§ **WORK REQUIRED**: Render the records below as a Markdown table with the columns "Row" and "Record line", numbering each row. Begin at the first line of the records and stop after the line that contains "lat-label: 25S [14,423,33,434]", omitting blank lines.
========================================================================
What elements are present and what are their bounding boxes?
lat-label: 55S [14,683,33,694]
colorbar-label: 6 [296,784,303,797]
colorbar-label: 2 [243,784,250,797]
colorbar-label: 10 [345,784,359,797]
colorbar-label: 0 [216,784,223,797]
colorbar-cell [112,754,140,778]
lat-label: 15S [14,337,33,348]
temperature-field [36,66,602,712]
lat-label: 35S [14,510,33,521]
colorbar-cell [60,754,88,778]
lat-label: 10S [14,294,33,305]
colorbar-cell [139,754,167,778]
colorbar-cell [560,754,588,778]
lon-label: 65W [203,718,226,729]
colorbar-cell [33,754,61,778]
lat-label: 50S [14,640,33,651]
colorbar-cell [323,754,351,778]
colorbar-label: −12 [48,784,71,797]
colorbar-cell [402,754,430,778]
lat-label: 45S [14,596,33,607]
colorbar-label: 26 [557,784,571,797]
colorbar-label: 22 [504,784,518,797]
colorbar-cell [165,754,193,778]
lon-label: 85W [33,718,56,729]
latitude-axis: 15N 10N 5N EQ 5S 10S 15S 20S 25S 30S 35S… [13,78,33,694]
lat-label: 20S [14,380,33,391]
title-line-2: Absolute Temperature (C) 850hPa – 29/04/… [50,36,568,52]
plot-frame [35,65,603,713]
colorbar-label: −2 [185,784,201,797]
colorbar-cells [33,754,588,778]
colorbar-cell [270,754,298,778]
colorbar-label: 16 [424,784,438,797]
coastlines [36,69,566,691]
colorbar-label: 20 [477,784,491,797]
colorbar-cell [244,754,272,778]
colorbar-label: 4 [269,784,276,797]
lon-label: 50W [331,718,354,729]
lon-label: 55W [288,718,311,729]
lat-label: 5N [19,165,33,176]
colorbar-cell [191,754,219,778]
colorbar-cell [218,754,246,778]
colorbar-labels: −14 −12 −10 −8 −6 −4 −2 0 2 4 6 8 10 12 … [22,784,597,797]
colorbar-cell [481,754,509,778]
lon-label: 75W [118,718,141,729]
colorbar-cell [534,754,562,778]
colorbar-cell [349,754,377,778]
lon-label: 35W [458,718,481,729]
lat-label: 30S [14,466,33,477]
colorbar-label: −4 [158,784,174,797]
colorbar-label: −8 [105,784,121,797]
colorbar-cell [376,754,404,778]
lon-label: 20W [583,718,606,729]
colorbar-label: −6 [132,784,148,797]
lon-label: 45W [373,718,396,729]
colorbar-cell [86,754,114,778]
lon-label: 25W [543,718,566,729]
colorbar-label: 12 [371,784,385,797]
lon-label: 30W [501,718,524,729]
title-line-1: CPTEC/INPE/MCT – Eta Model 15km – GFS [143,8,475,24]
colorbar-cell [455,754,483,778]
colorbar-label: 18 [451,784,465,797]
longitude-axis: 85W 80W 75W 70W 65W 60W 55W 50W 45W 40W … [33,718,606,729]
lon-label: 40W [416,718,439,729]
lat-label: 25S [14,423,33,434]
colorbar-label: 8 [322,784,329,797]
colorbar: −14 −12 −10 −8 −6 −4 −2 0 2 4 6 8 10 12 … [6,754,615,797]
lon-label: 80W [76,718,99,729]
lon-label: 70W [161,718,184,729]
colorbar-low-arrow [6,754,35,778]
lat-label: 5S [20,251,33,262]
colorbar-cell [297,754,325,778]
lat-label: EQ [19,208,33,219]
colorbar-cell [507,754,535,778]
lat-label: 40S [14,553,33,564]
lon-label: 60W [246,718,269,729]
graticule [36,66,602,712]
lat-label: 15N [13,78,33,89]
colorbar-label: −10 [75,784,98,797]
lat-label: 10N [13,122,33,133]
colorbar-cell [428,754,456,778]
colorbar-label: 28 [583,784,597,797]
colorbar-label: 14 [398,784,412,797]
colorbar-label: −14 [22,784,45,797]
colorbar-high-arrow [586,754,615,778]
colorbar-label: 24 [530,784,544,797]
========================================================================
§ **REPLY**:
| Row | Record line |
|---|---|
| 1 | What elements are present and what are their bounding boxes? |
| 2 | lat-label: 55S [14,683,33,694] |
| 3 | colorbar-label: 6 [296,784,303,797] |
| 4 | colorbar-label: 2 [243,784,250,797] |
| 5 | colorbar-label: 10 [345,784,359,797] |
| 6 | colorbar-label: 0 [216,784,223,797] |
| 7 | colorbar-cell [112,754,140,778] |
| 8 | lat-label: 15S [14,337,33,348] |
| 9 | temperature-field [36,66,602,712] |
| 10 | lat-label: 35S [14,510,33,521] |
| 11 | colorbar-cell [60,754,88,778] |
| 12 | lat-label: 10S [14,294,33,305] |
| 13 | colorbar-cell [139,754,167,778] |
| 14 | colorbar-cell [560,754,588,778] |
| 15 | lon-label: 65W [203,718,226,729] |
| 16 | colorbar-cell [33,754,61,778] |
| 17 | lat-label: 50S [14,640,33,651] |
| 18 | colorbar-cell [323,754,351,778] |
| 19 | colorbar-label: −12 [48,784,71,797] |
| 20 | colorbar-cell [402,754,430,778] |
| 21 | lat-label: 45S [14,596,33,607] |
| 22 | colorbar-label: 26 [557,784,571,797] |
| 23 | colorbar-label: 22 [504,784,518,797] |
| 24 | colorbar-cell [165,754,193,778] |
| 25 | lon-label: 85W [33,718,56,729] |
| 26 | latitude-axis: 15N 10N 5N EQ 5S 10S 15S 20S 25S 30S 35S… [13,78,33,694] |
| 27 | lat-label: 20S [14,380,33,391] |
| 28 | title-line-2: Absolute Temperature (C) 850hPa – 29/04/… [50,36,568,52] |
| 29 | plot-frame [35,65,603,713] |
| 30 | colorbar-label: −2 [185,784,201,797] |
| 31 | colorbar-cells [33,754,588,778] |
| 32 | colorbar-cell [270,754,298,778] |
| 33 | colorbar-label: 16 [424,784,438,797] |
| 34 | coastlines [36,69,566,691] |
| 35 | colorbar-label: 20 [477,784,491,797] |
| 36 | colorbar-cell [244,754,272,778] |
| 37 | colorbar-label: 4 [269,784,276,797] |
| 38 | lon-label: 50W [331,718,354,729] |
| 39 | lon-label: 55W [288,718,311,729] |
| 40 | lat-label: 5N [19,165,33,176] |
| 41 | colorbar-cell [191,754,219,778] |
| 42 | colorbar-cell [218,754,246,778] |
| 43 | colorbar-labels: −14 −12 −10 −8 −6 −4 −2 0 2 4 6 8 10 12 … [22,784,597,797] |
| 44 | colorbar-cell [481,754,509,778] |
| 45 | lon-label: 75W [118,718,141,729] |
| 46 | colorbar-cell [534,754,562,778] |
| 47 | colorbar-cell [349,754,377,778] |
| 48 | lon-label: 35W [458,718,481,729] |
| 49 | lat-label: 30S [14,466,33,477] |
| 50 | colorbar-label: −4 [158,784,174,797] |
| 51 | colorbar-label: −8 [105,784,121,797] |
| 52 | colorbar-cell [376,754,404,778] |
| 53 | lon-label: 20W [583,718,606,729] |
| 54 | colorbar-label: −6 [132,784,148,797] |
| 55 | lon-label: 45W [373,718,396,729] |
| 56 | colorbar-cell [86,754,114,778] |
| 57 | lon-label: 25W [543,718,566,729] |
| 58 | colorbar-label: 12 [371,784,385,797] |
| 59 | lon-label: 30W [501,718,524,729] |
| 60 | title-line-1: CPTEC/INPE/MCT – Eta Model 15km – GFS [143,8,475,24] |
| 61 | colorbar-cell [455,754,483,778] |
| 62 | colorbar-label: 18 [451,784,465,797] |
| 63 | longitude-axis: 85W 80W 75W 70W 65W 60W 55W 50W 45W 40W … [33,718,606,729] |
| 64 | lon-label: 40W [416,718,439,729] |
| 65 | lat-label: 25S [14,423,33,434] |